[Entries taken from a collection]
# # # #
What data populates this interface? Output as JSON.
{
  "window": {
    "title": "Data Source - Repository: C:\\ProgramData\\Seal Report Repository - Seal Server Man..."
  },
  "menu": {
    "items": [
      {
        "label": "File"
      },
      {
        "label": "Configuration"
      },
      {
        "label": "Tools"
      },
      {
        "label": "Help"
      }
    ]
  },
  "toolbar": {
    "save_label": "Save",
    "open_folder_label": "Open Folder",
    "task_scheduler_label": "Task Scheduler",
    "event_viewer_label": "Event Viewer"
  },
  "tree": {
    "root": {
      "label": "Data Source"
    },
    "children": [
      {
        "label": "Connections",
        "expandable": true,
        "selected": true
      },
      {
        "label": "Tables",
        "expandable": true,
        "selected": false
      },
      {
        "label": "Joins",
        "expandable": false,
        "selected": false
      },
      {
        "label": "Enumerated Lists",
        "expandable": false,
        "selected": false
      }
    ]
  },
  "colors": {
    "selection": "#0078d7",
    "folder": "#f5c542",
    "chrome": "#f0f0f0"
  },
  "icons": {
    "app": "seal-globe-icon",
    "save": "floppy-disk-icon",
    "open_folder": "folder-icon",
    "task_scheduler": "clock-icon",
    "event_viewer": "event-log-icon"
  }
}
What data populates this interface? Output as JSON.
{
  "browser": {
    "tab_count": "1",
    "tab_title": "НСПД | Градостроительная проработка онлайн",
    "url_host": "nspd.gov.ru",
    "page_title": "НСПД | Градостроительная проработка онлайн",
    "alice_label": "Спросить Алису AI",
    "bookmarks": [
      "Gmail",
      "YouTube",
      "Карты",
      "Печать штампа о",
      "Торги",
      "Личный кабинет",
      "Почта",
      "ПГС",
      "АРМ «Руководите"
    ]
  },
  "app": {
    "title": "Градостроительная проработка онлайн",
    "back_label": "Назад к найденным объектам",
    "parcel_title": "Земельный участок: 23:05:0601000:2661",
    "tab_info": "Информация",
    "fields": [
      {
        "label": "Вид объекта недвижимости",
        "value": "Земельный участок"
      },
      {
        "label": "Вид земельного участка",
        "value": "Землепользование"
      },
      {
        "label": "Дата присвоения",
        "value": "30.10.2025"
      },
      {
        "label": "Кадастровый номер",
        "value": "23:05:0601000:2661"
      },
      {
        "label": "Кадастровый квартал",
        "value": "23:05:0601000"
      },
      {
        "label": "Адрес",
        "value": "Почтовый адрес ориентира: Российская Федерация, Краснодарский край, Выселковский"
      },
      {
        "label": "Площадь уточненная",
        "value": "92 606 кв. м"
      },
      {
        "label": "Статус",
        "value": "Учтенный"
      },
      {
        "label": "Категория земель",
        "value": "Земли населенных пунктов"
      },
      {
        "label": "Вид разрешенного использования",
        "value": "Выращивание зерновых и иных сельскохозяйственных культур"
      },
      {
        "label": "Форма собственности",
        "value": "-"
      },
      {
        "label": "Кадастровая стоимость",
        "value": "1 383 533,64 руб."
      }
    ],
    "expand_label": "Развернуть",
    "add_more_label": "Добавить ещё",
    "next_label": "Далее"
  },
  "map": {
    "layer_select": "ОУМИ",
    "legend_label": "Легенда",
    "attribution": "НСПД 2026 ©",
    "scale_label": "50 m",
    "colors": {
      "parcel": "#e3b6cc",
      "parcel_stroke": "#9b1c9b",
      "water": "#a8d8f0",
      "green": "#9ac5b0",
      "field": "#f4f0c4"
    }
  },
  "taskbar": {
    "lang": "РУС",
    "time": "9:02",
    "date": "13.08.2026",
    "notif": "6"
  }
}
# # # #
What to produce. Which lines in the data above contain "Кадастровый"? Show each one.

Result of this task.
        "label": "Кадастровый номер",
        "label": "Кадастровый квартал",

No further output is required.